# Set exercise 1
In the entries, from the first line through the line containing "annotation-icon: A bbox=[20, 106, 36, 122]", switch every "expand-toggle" to "disclosure-toggle" and leave everything else unchanged.

# Source
On Friday 12 October 2001 04:46, you wrote:
> Forward from: Dan Verton <[EMAIL PROTECTED]>
>
> Ted,
>
> I reported on this when it first happened and have a source in Moscow
> who was, in fact, interviewed by the FBI in Russia shortly after this
> news broke. So I think it is fair to say that although there is much
> speculation about the nature of Moonlight Maze, and even if it every
> really happened, something serious did occur that sparked an
> investigation overseas. I would also add that I have been told that

The problem is that a) Moonlight Maze first came to light in the
spring of 1999, b) indications at the time was that the documents were
"sensitive" in that they described important technologies and policies
but not classified (if classified documents were connected to the
public Internet then someone was not doing their job big-time!), and
c) there were no indications at the time that this had any connection
to bin Laden.

# Set exercise 2
Echo, word for word, the part of the email about Moonlight Maze that opens with the words "The problem is" and closes with "to bin Laden.".

[Stored records]
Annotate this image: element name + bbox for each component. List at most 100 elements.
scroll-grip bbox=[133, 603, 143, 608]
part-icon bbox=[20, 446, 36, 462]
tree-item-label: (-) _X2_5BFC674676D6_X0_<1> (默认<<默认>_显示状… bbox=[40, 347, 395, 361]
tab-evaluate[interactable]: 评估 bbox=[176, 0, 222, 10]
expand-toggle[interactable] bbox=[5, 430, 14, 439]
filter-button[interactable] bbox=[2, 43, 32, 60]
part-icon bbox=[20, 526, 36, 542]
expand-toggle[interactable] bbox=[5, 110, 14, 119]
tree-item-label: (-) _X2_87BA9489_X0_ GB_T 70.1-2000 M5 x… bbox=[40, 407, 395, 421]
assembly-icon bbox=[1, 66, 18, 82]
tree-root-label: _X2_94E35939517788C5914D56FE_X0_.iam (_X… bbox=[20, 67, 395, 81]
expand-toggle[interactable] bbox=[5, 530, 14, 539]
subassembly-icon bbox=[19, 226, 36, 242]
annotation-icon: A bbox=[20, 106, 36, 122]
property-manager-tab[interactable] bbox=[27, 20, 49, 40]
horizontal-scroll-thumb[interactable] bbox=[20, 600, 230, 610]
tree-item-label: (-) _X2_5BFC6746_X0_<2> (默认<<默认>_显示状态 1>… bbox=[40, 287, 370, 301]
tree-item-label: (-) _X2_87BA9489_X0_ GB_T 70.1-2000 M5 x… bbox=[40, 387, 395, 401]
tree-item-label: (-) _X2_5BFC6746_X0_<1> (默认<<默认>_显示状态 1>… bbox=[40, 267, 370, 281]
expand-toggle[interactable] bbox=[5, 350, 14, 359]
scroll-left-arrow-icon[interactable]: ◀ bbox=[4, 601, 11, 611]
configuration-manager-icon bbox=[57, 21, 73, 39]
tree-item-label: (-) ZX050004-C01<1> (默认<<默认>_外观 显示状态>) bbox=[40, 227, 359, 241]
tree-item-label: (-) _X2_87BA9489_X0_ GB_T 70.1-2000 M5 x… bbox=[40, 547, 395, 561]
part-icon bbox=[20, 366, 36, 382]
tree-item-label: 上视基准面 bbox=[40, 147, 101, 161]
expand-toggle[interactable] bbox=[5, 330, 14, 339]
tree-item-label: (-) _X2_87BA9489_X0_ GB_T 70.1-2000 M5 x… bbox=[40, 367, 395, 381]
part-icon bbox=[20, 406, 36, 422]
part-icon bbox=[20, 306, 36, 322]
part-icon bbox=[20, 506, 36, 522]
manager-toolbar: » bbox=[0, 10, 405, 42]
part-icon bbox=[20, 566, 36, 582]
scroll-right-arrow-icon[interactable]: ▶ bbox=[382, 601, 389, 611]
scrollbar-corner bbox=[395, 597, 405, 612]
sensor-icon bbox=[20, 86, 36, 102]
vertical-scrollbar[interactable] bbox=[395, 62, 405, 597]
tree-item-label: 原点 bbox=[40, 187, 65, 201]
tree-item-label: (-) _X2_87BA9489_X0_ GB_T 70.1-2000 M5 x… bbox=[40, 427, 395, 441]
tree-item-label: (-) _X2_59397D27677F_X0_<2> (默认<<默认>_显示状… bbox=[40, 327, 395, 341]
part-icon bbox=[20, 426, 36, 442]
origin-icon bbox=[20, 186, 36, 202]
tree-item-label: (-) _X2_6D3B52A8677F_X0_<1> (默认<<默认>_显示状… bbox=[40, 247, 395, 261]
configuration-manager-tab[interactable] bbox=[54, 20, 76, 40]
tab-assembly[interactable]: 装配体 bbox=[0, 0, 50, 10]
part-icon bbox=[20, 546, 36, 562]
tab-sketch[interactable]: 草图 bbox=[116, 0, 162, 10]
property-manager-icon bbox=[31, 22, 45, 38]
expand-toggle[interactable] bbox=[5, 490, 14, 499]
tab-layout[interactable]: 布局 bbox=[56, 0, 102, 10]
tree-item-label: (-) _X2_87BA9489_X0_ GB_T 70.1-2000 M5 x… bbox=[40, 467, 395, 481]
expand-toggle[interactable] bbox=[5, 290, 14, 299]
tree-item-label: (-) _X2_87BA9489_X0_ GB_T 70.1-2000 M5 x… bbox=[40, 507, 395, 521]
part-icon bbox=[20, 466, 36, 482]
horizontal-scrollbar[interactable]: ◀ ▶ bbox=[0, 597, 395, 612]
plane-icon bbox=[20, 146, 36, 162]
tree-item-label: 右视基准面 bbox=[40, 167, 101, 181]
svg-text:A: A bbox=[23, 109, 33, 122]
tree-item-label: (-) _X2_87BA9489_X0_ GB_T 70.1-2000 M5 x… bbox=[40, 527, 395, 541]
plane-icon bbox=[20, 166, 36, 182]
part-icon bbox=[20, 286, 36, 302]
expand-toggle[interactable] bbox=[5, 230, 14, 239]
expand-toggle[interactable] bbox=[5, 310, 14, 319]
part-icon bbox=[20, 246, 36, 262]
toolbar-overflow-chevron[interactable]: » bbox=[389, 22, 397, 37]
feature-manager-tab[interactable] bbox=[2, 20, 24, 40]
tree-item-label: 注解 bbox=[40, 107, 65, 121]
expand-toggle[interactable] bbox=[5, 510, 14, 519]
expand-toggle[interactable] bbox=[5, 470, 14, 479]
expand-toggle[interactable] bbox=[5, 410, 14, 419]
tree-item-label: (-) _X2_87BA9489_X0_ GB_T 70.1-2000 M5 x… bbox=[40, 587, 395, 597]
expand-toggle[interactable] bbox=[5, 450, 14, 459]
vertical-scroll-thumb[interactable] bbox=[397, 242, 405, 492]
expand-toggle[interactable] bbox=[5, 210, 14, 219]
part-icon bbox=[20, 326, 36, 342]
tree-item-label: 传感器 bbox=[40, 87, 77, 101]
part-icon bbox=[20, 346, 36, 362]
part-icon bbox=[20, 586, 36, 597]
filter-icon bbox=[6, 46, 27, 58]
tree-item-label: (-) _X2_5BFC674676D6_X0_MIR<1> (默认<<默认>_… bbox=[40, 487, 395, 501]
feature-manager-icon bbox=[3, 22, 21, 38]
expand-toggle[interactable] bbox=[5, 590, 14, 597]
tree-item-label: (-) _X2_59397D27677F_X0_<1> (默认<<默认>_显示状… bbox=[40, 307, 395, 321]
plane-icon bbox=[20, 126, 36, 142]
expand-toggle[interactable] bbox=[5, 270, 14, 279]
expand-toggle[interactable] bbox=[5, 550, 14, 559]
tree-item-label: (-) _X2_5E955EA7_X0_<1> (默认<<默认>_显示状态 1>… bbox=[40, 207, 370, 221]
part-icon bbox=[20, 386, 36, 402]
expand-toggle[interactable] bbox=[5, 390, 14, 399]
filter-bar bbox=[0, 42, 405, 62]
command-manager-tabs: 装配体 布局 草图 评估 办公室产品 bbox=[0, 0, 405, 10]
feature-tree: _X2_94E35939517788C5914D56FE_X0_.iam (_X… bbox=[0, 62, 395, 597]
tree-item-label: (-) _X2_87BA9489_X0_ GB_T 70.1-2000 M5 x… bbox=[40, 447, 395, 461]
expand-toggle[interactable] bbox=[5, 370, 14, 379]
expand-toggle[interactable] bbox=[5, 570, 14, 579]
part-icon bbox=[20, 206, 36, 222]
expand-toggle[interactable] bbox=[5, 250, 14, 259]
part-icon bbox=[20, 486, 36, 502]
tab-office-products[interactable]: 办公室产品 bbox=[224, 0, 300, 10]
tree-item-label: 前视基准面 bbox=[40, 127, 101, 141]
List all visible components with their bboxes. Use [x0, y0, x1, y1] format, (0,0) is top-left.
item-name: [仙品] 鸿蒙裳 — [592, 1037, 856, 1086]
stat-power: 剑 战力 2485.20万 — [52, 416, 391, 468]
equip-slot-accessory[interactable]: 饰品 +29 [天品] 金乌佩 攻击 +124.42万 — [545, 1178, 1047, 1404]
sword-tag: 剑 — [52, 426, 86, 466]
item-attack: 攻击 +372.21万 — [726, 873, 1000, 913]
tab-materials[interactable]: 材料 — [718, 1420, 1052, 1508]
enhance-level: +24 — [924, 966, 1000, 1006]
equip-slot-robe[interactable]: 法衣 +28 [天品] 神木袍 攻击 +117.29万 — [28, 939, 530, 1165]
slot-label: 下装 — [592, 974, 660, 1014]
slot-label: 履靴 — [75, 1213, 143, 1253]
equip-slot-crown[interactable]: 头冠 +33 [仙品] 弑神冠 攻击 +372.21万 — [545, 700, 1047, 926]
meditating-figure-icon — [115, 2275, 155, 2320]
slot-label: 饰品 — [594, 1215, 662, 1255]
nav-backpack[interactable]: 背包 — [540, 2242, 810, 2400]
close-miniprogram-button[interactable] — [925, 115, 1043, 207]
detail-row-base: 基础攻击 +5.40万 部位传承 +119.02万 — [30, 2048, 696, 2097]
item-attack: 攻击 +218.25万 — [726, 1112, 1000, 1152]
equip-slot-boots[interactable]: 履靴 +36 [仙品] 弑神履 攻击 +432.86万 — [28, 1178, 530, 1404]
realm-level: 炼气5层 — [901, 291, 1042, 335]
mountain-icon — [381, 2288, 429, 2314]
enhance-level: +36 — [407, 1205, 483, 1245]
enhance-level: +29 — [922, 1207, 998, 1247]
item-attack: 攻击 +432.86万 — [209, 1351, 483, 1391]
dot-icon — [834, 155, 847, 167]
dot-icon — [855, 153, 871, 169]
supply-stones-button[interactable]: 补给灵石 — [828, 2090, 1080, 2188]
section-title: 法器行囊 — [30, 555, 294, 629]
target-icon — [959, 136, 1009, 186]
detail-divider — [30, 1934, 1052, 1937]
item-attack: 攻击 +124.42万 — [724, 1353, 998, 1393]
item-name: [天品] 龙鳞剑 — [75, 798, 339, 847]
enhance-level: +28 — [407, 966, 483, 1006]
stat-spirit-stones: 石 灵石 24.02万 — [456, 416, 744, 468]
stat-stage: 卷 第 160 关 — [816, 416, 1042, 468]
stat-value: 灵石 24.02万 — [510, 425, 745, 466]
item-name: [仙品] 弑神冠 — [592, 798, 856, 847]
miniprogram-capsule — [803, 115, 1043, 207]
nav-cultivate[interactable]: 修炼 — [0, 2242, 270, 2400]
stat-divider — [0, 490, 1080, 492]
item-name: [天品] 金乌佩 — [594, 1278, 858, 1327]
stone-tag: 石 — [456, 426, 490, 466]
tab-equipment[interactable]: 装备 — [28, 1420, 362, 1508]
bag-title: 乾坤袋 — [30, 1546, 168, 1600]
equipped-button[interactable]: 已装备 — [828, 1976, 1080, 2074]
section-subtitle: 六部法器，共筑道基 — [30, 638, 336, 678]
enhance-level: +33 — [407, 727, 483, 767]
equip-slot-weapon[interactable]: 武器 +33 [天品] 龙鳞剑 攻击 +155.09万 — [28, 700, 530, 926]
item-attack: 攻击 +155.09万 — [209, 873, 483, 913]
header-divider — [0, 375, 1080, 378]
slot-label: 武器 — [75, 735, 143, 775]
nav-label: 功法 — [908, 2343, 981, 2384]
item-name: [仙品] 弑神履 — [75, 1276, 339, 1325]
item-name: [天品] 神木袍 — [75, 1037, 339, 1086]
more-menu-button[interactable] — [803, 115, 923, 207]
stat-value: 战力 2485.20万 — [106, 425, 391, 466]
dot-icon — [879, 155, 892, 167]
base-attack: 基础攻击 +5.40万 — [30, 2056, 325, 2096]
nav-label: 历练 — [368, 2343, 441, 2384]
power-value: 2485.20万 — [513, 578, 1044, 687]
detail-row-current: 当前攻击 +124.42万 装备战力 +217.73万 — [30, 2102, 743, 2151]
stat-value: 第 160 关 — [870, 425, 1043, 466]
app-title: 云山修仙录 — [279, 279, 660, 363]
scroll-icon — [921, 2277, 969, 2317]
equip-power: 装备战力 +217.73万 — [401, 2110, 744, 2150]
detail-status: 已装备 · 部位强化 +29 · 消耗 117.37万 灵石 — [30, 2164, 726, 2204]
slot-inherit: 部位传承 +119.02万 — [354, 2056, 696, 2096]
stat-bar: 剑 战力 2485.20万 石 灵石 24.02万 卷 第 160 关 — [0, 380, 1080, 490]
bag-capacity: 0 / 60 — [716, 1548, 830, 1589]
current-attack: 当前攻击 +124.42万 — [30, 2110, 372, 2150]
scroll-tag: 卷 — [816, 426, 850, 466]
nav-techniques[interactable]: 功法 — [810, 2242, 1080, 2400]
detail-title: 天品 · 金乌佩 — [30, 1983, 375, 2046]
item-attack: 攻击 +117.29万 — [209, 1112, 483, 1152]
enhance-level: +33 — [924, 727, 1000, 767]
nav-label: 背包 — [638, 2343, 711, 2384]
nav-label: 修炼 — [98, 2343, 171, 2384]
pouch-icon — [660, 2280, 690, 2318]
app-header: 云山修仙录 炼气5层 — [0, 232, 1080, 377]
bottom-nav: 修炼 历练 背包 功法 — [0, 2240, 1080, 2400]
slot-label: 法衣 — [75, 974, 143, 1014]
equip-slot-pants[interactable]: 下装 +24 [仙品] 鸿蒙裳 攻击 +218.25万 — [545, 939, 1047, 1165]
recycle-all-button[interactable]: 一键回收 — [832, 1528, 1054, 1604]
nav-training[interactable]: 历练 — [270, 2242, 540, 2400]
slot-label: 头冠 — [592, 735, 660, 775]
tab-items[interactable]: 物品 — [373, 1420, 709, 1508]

# Solution 1
Annotate this image: element name + bbox for each component. List at most 100 elements.
scroll-grip bbox=[133, 603, 143, 608]
part-icon bbox=[20, 446, 36, 462]
tree-item-label: (-) _X2_5BFC674676D6_X0_<1> (默认<<默认>_显示状… bbox=[40, 347, 395, 361]
tab-evaluate[interactable]: 评估 bbox=[176, 0, 222, 10]
disclosure-toggle[interactable] bbox=[5, 430, 14, 439]
filter-button[interactable] bbox=[2, 43, 32, 60]
part-icon bbox=[20, 526, 36, 542]
disclosure-toggle[interactable] bbox=[5, 110, 14, 119]
tree-item-label: (-) _X2_87BA9489_X0_ GB_T 70.1-2000 M5 x… bbox=[40, 407, 395, 421]
assembly-icon bbox=[1, 66, 18, 82]
tree-root-label: _X2_94E35939517788C5914D56FE_X0_.iam (_X… bbox=[20, 67, 395, 81]
disclosure-toggle[interactable] bbox=[5, 530, 14, 539]
subassembly-icon bbox=[19, 226, 36, 242]
annotation-icon: A bbox=[20, 106, 36, 122]

# Solution 2
The problem is that a) Moonlight Maze first came to light in the
spring of 1999, b) indications at the time was that the documents were
"sensitive" in that they described important technologies and policies
but not classified (if classified documents were connected to the
public Internet then someone was not doing their job big-time!), and
c) there were no indications at the time that this had any connection
to bin Laden.